Extrait du texte.
= = = =

Avec justesse, Gilles Candar distingue trois périodes, avant 1914 et les premières années de la SFIO, la guerre évidemment et la crise de 1920, l’entre-deux-guerres avec les difficultés du pouvoir. Dans chacune, il analyse minutieusement ce qu’a été l’action multiforme de Jean Longuet. Mais, chacune est également structurée par un problème majeur.

Socialiste et Républicain
Avant 1914, l’intérêt est de voir comment un jeune militant guesdiste, pénétré de l’importance de la lutte des classes, ne sépare pas finalement son engagement socialiste des valeurs républicaines. L’affaire Dreyfus a joué évidemment un rôle important dans cette évolution. Jean Longuet a toujours refusé les conceptions « caporalistes » du socialisme. Ce qui ne l’a pas empêché de manifester son opposition au ministéralisme et de marquer alors ses distances vis-à-vis de Jaurès. Membre de la commission administrative permanente depuis 1905, député de la Seine en 1914, journaliste politique, Jean Longuet fut représentatif de la complexité du socialisme français, où les mêmes militants étaient personnellement partagés entre plusieurs orientations. Jean Longuet, tout en étant classé à gauche de la jeune SFIO, représentait assez bien la synthèse idéologique en train de se faire sous l’impulsion de Jean Jaurès.

À la déclaration de guerre, Jean Longuet – comme presque tous les socialistes – n’a pas mis en cause la nécessité de défendre le pays qui était attaqué. Mais relativement tôt, il a eu le souci, lui, le militant internationaliste, de faire entendre une parole de paix pour sauver les valeurs socialistes. Il n’a pas été présent aux conférences de Zimnerwald et de Kienthal. Cela n’était pas la révolution qu’il recherchait, élevé qu’il avait été dans le marxisme de la Seconde Internationale, mais une paix juste et réaliste. Il fût, avec Paul Faure et Adrien Pressemane, la figure dominante de la « minorité » identifiée depuis 1915, qui a lutté pour une paix de compromis, ce qui l’a amené à combattre les « majoritaires de guerre », parmi lesquels il avait pourtant des amis chers, comme Pierre Renaudel. Mais, il s’est toujours distingué de l’autre « minorité » révolutionnaire. En juillet 1918, personnalité forte désormais de la nouvelle majorité, il voulut s’attacher à « reconstruire » une internationale socialiste, la SFIO et l’Europe. La défense de la révolution bolchevique lui parut naturelle – pénétré qu’il était des souvenirs de la Révolution française comme tous les socialistes – mais il demeurait fidèle à la voie parlementaire. Sa vision, somme toute, évolutionniste, était grosse d’ambiguïtés. Son refus de se rallier purement et simplement aux positions de Moscou le fit considérer comme le principal obstacle à la nouvelle donne politique voulue pas Lénine. Les lignes de la scission passèrent en fait au milieu des « reconstructeurs ». Le souci de l’unité qui était celui de Longuet, pour revenir aux pratiques et aux valeurs de l’avant guerre, était condamné, à la fois, par les bolcheviques et tous ceux qui partageaient leur volonté révolutionnaire, et par les socialistes, sociaux-démocrates et travaillistes qui condamnaient les principes mêmes du bolchevisme. S’il fut au centre des enjeux politiques du congrès de Tours, il ne joua pas le premier rôle. Cela tenait à sa personnalité qui n’était pas celle d’un dirigeant à l’aise dans les conflits – et celui-ci était décisif – mais aussi aux difficultés de sa position qui exprimait finalement ce mixte de culture socialiste et républicaine qui a forgé l’identité du parti français mais se trouvait alors contesté.

= = = =

Listes des éléments et de leurs cadres
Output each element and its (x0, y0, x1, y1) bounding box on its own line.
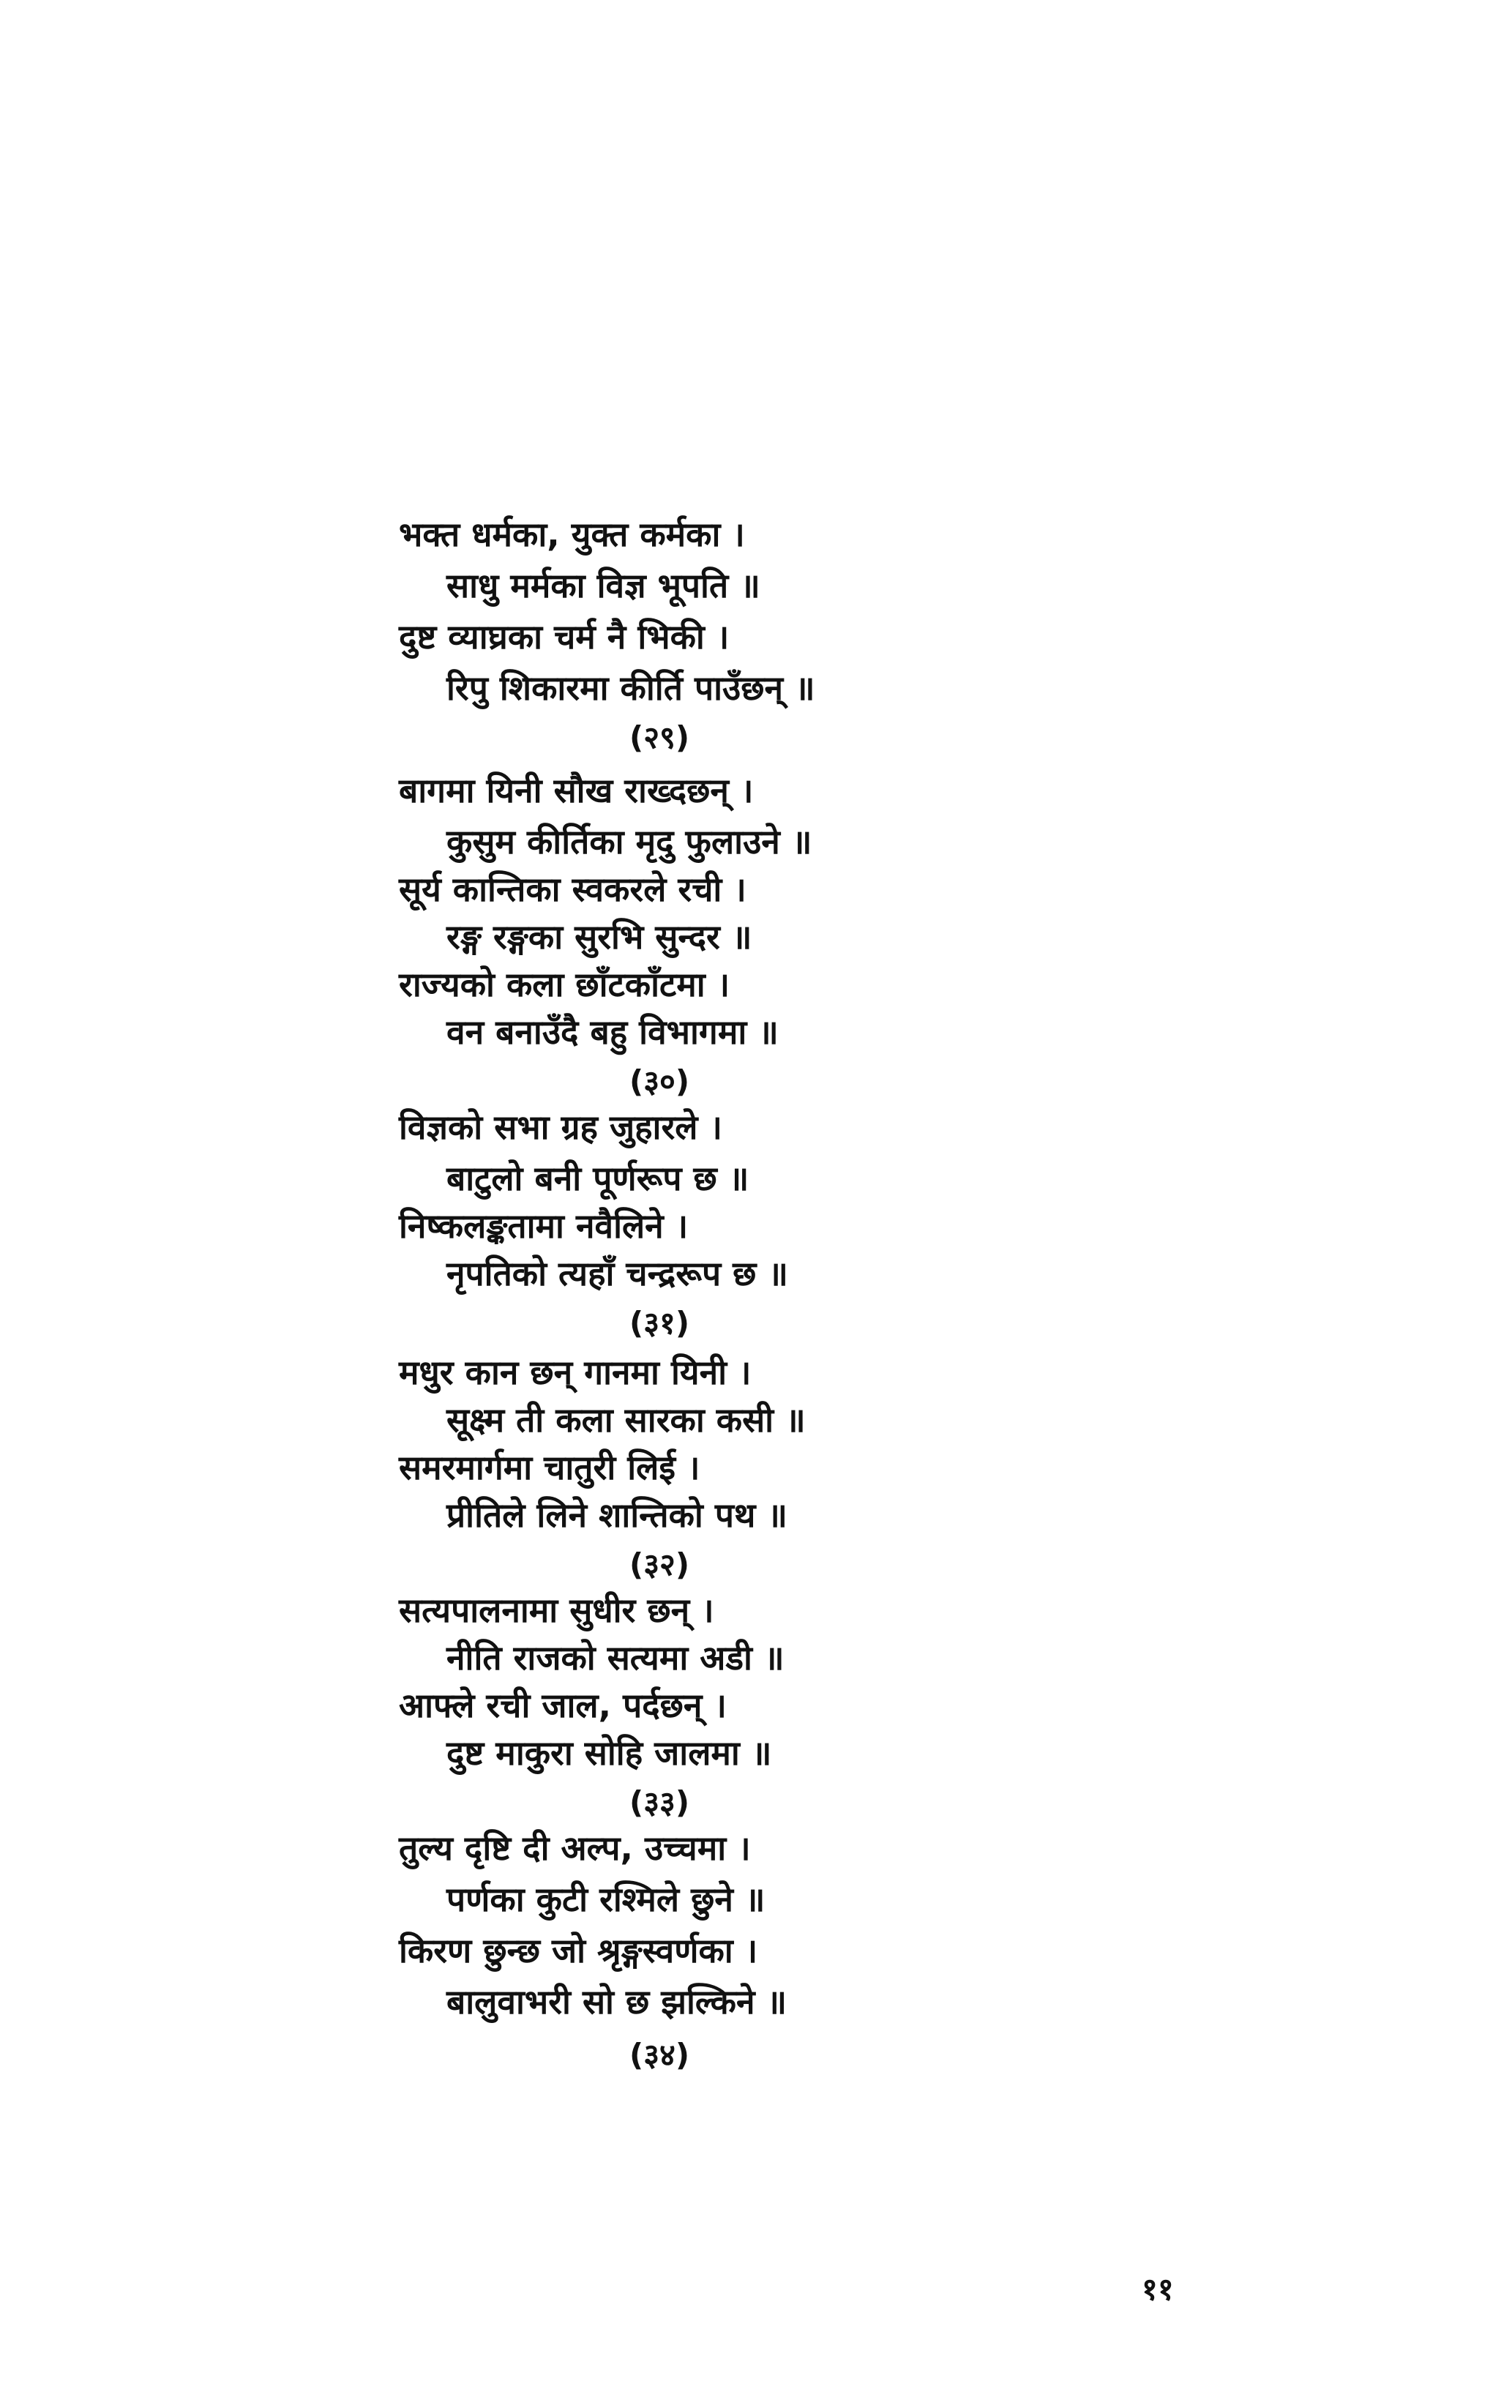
verse-line: रङ्ग रङ्गका सुरभि सुन्दर ॥ (446, 917, 752, 957)
verse-line: पर्णका कुटी रश्मिले छुने ॥ (446, 1880, 766, 1919)
verse-number: (३२) (629, 1547, 690, 1582)
verse-number: (३४) (629, 2037, 690, 2073)
verse-line: वन बनाउँदै बहु विभागमा ॥ (446, 1012, 779, 1052)
verse-line: समरमार्गमा चातुरी लिई । (399, 1448, 700, 1487)
verse-line: भक्त धर्मका, युक्त कर्मका । (399, 515, 745, 554)
verse-number: (२९) (629, 719, 690, 755)
verse-number: (३१) (629, 1305, 690, 1341)
verse-line: नृपतिको त्यहाँ चन्द्ररूप छ ॥ (446, 1254, 788, 1293)
verse-line: निष्कलङ्कतामा नवैलिने । (399, 1206, 689, 1246)
verse-line: किरण छुन्छ जो श्रृङ्गस्वर्णका । (399, 1931, 758, 1970)
verse-line: साधु मर्मका विज्ञ भूपति ॥ (446, 566, 760, 605)
verse-line: तुल्य दृष्टि दी अल्प, उच्चमा । (399, 1828, 751, 1868)
verse-number: (३०) (629, 1063, 690, 1099)
verse-line: कुसुम कीर्तिका मृदु फुलाउने ॥ (446, 822, 812, 861)
verse-line: प्रीतिले लिने शान्तिको पथ ॥ (446, 1495, 787, 1535)
verse-line: बाटुलो बनी पूर्णरूप छ ॥ (446, 1159, 749, 1198)
verse-line: बालुवाभरी सो छ झल्किने ॥ (446, 1982, 787, 2022)
verse-line: सूक्ष्म ती कला सारका कसी ॥ (446, 1400, 806, 1440)
verse-line: मधुर कान छन् गानमा यिनी । (399, 1353, 752, 1392)
verse-line: दुष्ट माकुरा सोहि जालमा ॥ (446, 1733, 772, 1773)
verse-line: विज्ञको सभा ग्रह जुहारले । (399, 1107, 722, 1147)
verse-line: राज्यको कला छाँटकाँटमा । (399, 965, 730, 1004)
verse-line: रिपु शिकारमा कीर्ति पाउँछन् ॥ (446, 668, 815, 708)
verse-line: बागमा यिनी सौख राख्दछन् । (399, 771, 754, 810)
page-number: ११ (1142, 2271, 1174, 2307)
verse-line: सूर्य कान्तिका स्वकरले रची । (399, 870, 746, 909)
verse-line: सत्यपालनामा सुधीर छन् । (399, 1590, 714, 1630)
verse-line: दुष्ट व्याघ्रका चर्म नै भिकी । (399, 617, 730, 657)
verse-number: (३३) (629, 1784, 690, 1820)
verse-line: आफ्ले रची जाल, पर्दछन् । (399, 1686, 727, 1725)
verse-line: नीति राजको सत्यमा अडी ॥ (446, 1638, 785, 1678)
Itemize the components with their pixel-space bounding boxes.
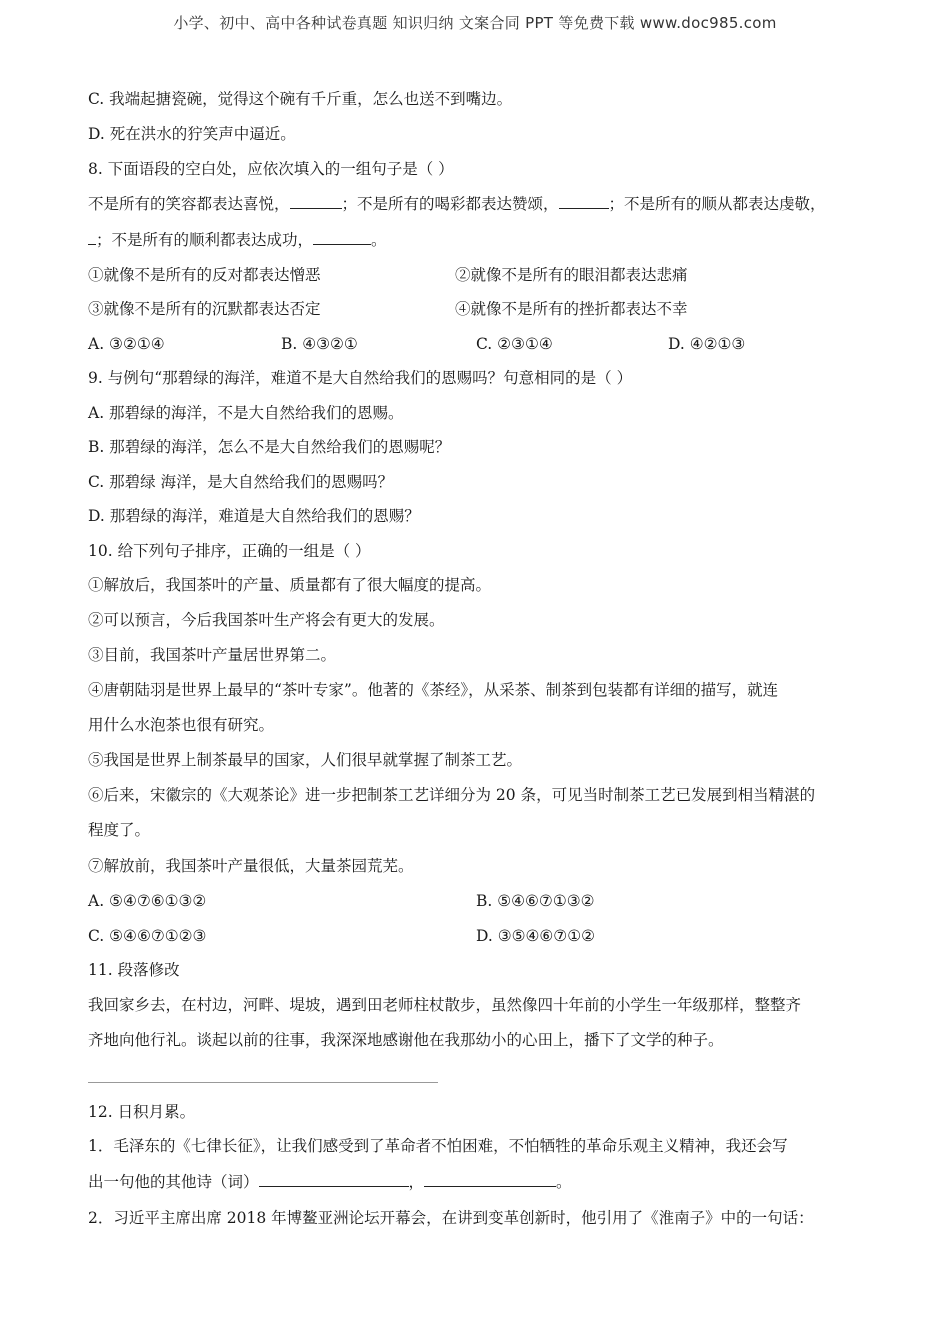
q12-blank-1 [259, 1172, 409, 1187]
q8-sentence-1: ①就像不是所有的反对都表达憎恶 [88, 266, 321, 284]
q10-sentence-4-line1: ④唐朝陆羽是世界上最早的“茶叶专家”。他著的《茶经》，从采茶、制茶到包装都有详细的描写，就连 [88, 681, 779, 699]
q8-passage-line2 [88, 230, 387, 250]
q9-option-c: C. 那碧绿 海洋，是大自然给我们的恩赐吗？ [88, 473, 394, 491]
q10-sentence-2: ②可以预言，今后我国茶叶生产将会有更大的发展。 [88, 611, 445, 629]
q8-blank-3 [88, 230, 96, 245]
q7-option-c: C. 我端起搪瓷碗，觉得这个碗有千斤重，怎么也送不到嘴边。 [88, 90, 513, 108]
q12-item1-line2 [88, 1172, 572, 1192]
q10-sentence-7: ⑦解放前，我国茶叶产量很低，大量茶园荒芜。 [88, 857, 414, 875]
q8-blank-2 [559, 194, 609, 209]
q12-item1-text: 出一句他的其他诗（词） [88, 1173, 259, 1191]
q10-option-b: B. ⑤④⑥⑦①③② [476, 892, 595, 910]
q8-sentence-3: ③就像不是所有的沉默都表达否定 [88, 300, 321, 318]
q10-option-a: A. ⑤④⑦⑥①③② [88, 892, 207, 910]
q10-sentence-6-line1: ⑥后来，宋徽宗的《大观茶论》进一步把制茶工艺详细分为 20 条，可见当时制茶工艺已发展到相当精湛的 [88, 786, 816, 804]
q10-sentence-6-line2: 程度了。 [88, 821, 151, 839]
q10-sentence-4-line2: 用什么水泡茶也很有研究。 [88, 716, 275, 734]
q8-option-d: D. ④②①③ [668, 335, 746, 353]
q8-passage-line1 [88, 194, 826, 214]
q8-sentence-2: ②就像不是所有的眼泪都表达悲痛 [455, 266, 688, 284]
q12-comma: ， [408, 1173, 425, 1191]
q7-option-d: D. 死在洪水的狞笑声中逼近。 [88, 125, 296, 143]
q8-passage-part3: ；不是所有的顺从都表达虔敬， [608, 195, 826, 213]
q8-blank-4 [313, 230, 371, 245]
q12-stem: 12. 日积月累。 [88, 1103, 196, 1121]
q10-sentence-5: ⑤我国是世界上制茶最早的国家，人们很早就掌握了制茶工艺。 [88, 751, 523, 769]
q8-sentence-4: ④就像不是所有的挫折都表达不幸 [455, 300, 688, 318]
q11-paragraph-line1: 我回家乡去，在村边，河畔、堤坡，遇到田老师柱杖散步，虽然像四十年前的小学生一年级那样，整整齐 [88, 996, 802, 1014]
q8-option-b: B. ④③②① [281, 335, 358, 353]
q10-option-c: C. ⑤④⑥⑦①②③ [88, 927, 207, 945]
q9-option-b: B. 那碧绿的海洋，怎么不是大自然给我们的恩赐呢？ [88, 438, 451, 456]
q10-sentence-3: ③目前，我国茶叶产量居世界第二。 [88, 646, 337, 664]
q8-passage-part4: ；不是所有的顺利都表达成功， [96, 231, 314, 249]
q10-option-d: D. ③⑤④⑥⑦①② [476, 927, 595, 945]
q9-option-d: D. 那碧绿的海洋，难道是大自然给我们的恩赐？ [88, 507, 420, 525]
q12-period: 。 [556, 1173, 572, 1191]
q10-stem: 10. 给下列句子排序，正确的一组是（ ） [88, 542, 371, 560]
q12-blank-2 [424, 1172, 556, 1187]
q8-passage-end: 。 [371, 231, 387, 249]
q12-item2: 2．习近平主席出席 2018 年博鳌亚洲论坛开幕会，在讲到变革创新时，他引用了《淮南子》中的一句话： [88, 1209, 814, 1227]
answer-divider [88, 1082, 438, 1083]
q11-stem: 11. 段落修改 [88, 961, 180, 979]
q8-blank-1 [290, 194, 342, 209]
q8-passage-part1: 不是所有的笑容都表达喜悦， [88, 195, 290, 213]
q10-sentence-1: ①解放后，我国茶叶的产量、质量都有了很大幅度的提高。 [88, 576, 492, 594]
q12-item1-line1: 1．毛泽东的《七律长征》，让我们感受到了革命者不怕困难，不怕牺牲的革命乐观主义精神，我还会写 [88, 1137, 788, 1155]
q8-passage-part2: ；不是所有的喝彩都表达赞颂， [341, 195, 559, 213]
q8-option-a: A. ③②①④ [88, 335, 165, 353]
page-header: 小学、初中、高中各种试卷真题 知识归纳 文案合同 PPT 等免费下载 www.doc985.com [173, 14, 777, 32]
q11-paragraph-line2: 齐地向他行礼。谈起以前的往事，我深深地感谢他在我那幼小的心田上，播下了文学的种子。 [88, 1031, 724, 1049]
q8-stem: 8. 下面语段的空白处，应依次填入的一组句子是（ ） [88, 160, 454, 178]
q8-option-c: C. ②③①④ [476, 335, 553, 353]
q9-stem: 9. 与例句“那碧绿的海洋，难道不是大自然给我们的恩赐吗？句意相同的是（ ） [88, 369, 633, 387]
q9-option-a: A. 那碧绿的海洋，不是大自然给我们的恩赐。 [88, 404, 404, 422]
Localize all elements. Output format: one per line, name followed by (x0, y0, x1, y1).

= = = =

À faire.
D'après l'extrait du texte, avec quels deux socialistes Jean Longuet fut-il la figure dominante de la « minorité » identifiée depuis 1915 ?

Réponse.
Avec Paul Faure et Adrien Pressemane.